Exercise data
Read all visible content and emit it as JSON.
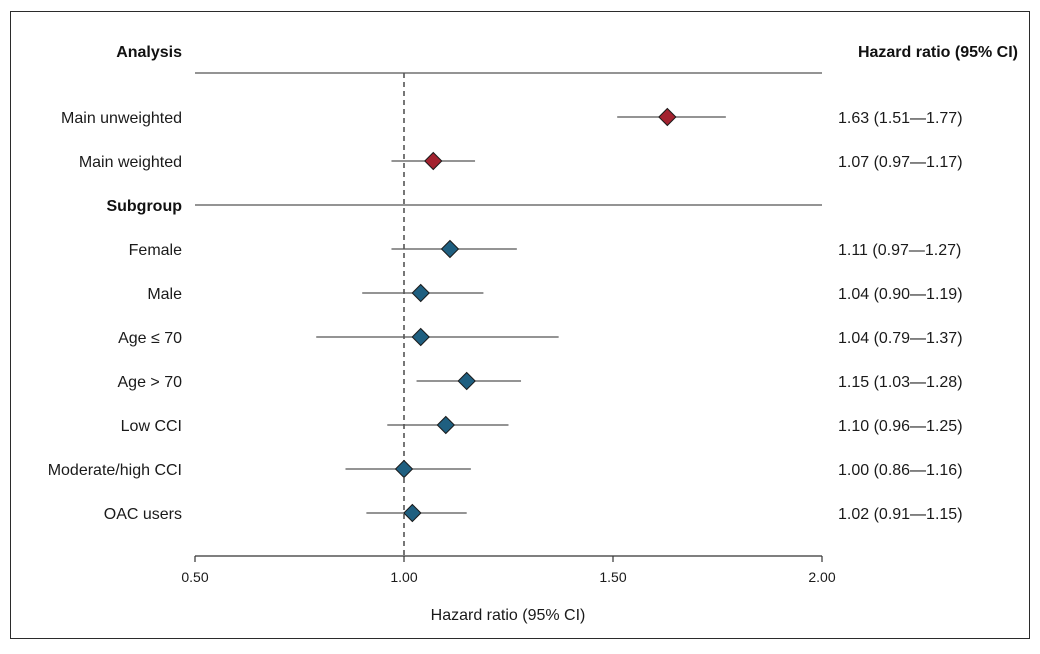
{
  "chart_data": {
    "type": "forest",
    "header_left": "Analysis",
    "header_right": "Hazard ratio (95% CI)",
    "xlabel": "Hazard ratio (95% CI)",
    "xlim": [
      0.5,
      2.0
    ],
    "xticks": [
      0.5,
      1.0,
      1.5,
      2.0
    ],
    "xtick_labels": [
      "0.50",
      "1.00",
      "1.50",
      "2.00"
    ],
    "reference_line": 1.0,
    "colors": {
      "main": "#a3222f",
      "subgroup": "#1f5f80"
    },
    "rows": [
      {
        "kind": "data",
        "label": "Main unweighted",
        "hr": 1.63,
        "lo": 1.51,
        "hi": 1.77,
        "text": "1.63 (1.51—1.77)",
        "color": "main"
      },
      {
        "kind": "data",
        "label": "Main weighted",
        "hr": 1.07,
        "lo": 0.97,
        "hi": 1.17,
        "text": "1.07 (0.97—1.17)",
        "color": "main"
      },
      {
        "kind": "section",
        "label": "Subgroup"
      },
      {
        "kind": "data",
        "label": "Female",
        "hr": 1.11,
        "lo": 0.97,
        "hi": 1.27,
        "text": "1.11 (0.97—1.27)",
        "color": "subgroup"
      },
      {
        "kind": "data",
        "label": "Male",
        "hr": 1.04,
        "lo": 0.9,
        "hi": 1.19,
        "text": "1.04 (0.90—1.19)",
        "color": "subgroup"
      },
      {
        "kind": "data",
        "label": "Age ≤ 70",
        "hr": 1.04,
        "lo": 0.79,
        "hi": 1.37,
        "text": "1.04 (0.79—1.37)",
        "color": "subgroup"
      },
      {
        "kind": "data",
        "label": "Age > 70",
        "hr": 1.15,
        "lo": 1.03,
        "hi": 1.28,
        "text": "1.15 (1.03—1.28)",
        "color": "subgroup"
      },
      {
        "kind": "data",
        "label": "Low CCI",
        "hr": 1.1,
        "lo": 0.96,
        "hi": 1.25,
        "text": "1.10 (0.96—1.25)",
        "color": "subgroup"
      },
      {
        "kind": "data",
        "label": "Moderate/high CCI",
        "hr": 1.0,
        "lo": 0.86,
        "hi": 1.16,
        "text": "1.00 (0.86—1.16)",
        "color": "subgroup"
      },
      {
        "kind": "data",
        "label": "OAC users",
        "hr": 1.02,
        "lo": 0.91,
        "hi": 1.15,
        "text": "1.02 (0.91—1.15)",
        "color": "subgroup"
      }
    ]
  }
}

Aim
List each line in the listing that contains the string "Hazard".

Solution below
    "header_right": "Hazard ratio (95% CI)",
    "xlabel": "Hazard ratio (95% CI)",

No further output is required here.